Data shown:
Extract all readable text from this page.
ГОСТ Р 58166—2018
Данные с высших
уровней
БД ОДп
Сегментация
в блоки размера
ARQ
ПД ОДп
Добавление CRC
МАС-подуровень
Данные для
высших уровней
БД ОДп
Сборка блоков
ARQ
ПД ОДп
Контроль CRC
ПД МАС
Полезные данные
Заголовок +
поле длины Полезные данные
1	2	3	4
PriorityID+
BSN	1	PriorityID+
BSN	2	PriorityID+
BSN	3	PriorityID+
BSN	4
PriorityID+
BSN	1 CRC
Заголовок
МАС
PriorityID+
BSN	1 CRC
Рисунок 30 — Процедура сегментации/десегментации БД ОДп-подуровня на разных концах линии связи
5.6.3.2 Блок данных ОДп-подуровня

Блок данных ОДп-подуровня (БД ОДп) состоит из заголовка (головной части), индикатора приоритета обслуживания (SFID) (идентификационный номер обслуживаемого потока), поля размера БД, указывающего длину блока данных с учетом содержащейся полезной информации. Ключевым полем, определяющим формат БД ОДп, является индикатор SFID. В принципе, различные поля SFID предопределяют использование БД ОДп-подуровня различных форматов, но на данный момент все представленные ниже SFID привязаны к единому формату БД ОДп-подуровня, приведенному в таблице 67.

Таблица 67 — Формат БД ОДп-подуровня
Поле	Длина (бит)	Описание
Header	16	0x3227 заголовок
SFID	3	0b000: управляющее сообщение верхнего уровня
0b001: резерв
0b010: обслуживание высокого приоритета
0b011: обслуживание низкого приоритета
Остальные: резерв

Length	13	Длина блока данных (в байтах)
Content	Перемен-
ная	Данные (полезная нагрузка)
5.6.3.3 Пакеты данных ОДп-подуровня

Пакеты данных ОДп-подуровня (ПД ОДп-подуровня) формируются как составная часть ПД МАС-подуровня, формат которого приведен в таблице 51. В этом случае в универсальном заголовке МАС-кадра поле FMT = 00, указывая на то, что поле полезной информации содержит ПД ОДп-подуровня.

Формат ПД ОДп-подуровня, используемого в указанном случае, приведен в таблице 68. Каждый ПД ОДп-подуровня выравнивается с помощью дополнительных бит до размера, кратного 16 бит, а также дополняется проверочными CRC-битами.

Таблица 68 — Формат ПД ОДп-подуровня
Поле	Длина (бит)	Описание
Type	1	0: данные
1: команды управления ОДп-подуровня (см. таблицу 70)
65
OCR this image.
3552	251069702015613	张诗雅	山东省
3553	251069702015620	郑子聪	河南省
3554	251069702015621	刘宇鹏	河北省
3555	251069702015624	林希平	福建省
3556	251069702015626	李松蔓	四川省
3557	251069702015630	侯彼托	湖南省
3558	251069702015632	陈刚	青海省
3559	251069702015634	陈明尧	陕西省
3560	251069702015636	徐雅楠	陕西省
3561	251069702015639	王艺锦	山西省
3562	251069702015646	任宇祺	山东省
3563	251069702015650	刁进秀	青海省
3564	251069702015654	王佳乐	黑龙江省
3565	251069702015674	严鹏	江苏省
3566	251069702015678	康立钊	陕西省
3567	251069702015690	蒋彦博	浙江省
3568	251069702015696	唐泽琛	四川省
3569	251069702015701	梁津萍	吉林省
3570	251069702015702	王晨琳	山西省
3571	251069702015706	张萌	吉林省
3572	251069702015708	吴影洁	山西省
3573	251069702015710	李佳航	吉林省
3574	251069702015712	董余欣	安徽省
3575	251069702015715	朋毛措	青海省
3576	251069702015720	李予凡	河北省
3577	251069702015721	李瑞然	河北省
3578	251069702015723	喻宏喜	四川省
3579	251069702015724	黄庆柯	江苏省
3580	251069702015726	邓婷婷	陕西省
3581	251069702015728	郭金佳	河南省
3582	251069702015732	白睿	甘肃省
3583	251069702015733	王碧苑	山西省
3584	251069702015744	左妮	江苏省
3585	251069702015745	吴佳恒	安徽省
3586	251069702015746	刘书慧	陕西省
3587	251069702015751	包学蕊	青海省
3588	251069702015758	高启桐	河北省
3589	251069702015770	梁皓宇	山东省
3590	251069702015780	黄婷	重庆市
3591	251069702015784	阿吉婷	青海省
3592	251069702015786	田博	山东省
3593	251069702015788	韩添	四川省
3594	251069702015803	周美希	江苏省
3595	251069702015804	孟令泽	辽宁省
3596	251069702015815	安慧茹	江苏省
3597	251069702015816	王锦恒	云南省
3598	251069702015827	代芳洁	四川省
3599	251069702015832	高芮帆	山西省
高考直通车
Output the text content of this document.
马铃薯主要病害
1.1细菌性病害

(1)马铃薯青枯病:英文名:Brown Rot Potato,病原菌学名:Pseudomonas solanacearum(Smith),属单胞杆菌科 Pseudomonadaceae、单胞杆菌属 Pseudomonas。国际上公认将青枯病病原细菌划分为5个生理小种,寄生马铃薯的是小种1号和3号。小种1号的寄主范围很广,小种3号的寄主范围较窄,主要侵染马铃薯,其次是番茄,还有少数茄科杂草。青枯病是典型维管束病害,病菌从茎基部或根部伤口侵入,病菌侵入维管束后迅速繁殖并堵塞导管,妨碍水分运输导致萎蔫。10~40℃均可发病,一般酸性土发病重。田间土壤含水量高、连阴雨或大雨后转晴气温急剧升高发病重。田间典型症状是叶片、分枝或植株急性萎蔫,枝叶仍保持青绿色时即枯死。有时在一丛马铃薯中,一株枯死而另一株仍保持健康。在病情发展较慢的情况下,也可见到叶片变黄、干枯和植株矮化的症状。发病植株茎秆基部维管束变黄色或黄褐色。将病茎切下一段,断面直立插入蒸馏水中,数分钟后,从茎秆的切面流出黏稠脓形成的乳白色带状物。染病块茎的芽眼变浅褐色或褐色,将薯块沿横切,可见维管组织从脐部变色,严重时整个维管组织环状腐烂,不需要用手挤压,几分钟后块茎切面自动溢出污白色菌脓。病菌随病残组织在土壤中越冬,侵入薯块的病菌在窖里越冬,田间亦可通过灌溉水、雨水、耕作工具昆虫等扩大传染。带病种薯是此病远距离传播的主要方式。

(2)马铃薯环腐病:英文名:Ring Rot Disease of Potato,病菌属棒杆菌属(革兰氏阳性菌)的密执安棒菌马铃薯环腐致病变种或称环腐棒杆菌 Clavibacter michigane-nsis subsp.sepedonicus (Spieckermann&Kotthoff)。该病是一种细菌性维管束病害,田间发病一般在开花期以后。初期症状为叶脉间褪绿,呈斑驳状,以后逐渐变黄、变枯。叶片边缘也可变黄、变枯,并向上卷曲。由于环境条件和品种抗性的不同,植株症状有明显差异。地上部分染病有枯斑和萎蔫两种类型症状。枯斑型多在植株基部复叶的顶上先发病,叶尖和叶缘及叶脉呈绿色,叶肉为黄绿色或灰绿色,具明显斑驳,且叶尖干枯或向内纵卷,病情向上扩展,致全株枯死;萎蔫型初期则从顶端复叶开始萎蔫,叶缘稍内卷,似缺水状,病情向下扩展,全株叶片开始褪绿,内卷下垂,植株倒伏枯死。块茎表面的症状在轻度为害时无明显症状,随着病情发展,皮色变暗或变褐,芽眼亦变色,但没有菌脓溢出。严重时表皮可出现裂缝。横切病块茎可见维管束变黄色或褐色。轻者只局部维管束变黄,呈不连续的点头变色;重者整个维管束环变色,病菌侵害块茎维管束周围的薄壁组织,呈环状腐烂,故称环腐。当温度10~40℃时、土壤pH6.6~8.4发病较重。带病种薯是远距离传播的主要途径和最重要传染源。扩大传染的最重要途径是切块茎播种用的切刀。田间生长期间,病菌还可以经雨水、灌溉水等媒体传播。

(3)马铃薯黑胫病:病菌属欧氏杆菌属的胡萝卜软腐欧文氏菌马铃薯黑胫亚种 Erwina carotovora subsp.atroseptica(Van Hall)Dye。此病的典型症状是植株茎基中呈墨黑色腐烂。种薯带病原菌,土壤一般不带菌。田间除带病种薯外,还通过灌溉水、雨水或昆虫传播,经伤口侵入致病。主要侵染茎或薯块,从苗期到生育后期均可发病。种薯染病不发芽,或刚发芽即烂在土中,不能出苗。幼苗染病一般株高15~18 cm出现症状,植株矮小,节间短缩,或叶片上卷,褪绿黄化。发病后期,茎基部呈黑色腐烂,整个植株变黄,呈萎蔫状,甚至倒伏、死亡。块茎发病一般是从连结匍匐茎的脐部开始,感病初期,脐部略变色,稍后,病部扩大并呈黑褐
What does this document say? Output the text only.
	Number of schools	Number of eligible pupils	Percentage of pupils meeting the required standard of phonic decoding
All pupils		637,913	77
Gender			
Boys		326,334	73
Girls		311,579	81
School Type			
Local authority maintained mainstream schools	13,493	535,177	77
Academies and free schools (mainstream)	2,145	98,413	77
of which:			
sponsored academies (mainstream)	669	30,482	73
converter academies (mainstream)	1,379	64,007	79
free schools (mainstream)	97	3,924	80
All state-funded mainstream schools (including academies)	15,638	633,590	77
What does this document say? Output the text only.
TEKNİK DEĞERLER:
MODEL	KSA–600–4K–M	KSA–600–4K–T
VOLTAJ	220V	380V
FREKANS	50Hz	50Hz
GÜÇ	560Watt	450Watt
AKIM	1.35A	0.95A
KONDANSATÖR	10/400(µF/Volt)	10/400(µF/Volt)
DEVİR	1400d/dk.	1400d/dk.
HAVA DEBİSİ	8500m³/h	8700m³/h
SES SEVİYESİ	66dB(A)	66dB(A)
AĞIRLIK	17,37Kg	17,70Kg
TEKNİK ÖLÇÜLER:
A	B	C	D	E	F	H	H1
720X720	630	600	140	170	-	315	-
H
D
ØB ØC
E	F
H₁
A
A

Requirement: Select and copy each line from the data that includes the word "Таблица".

Answer to the problem:
Таблица 67 — Формат БД ОДп-подуровня
Таблица 68 — Формат ПД ОДп-подуровня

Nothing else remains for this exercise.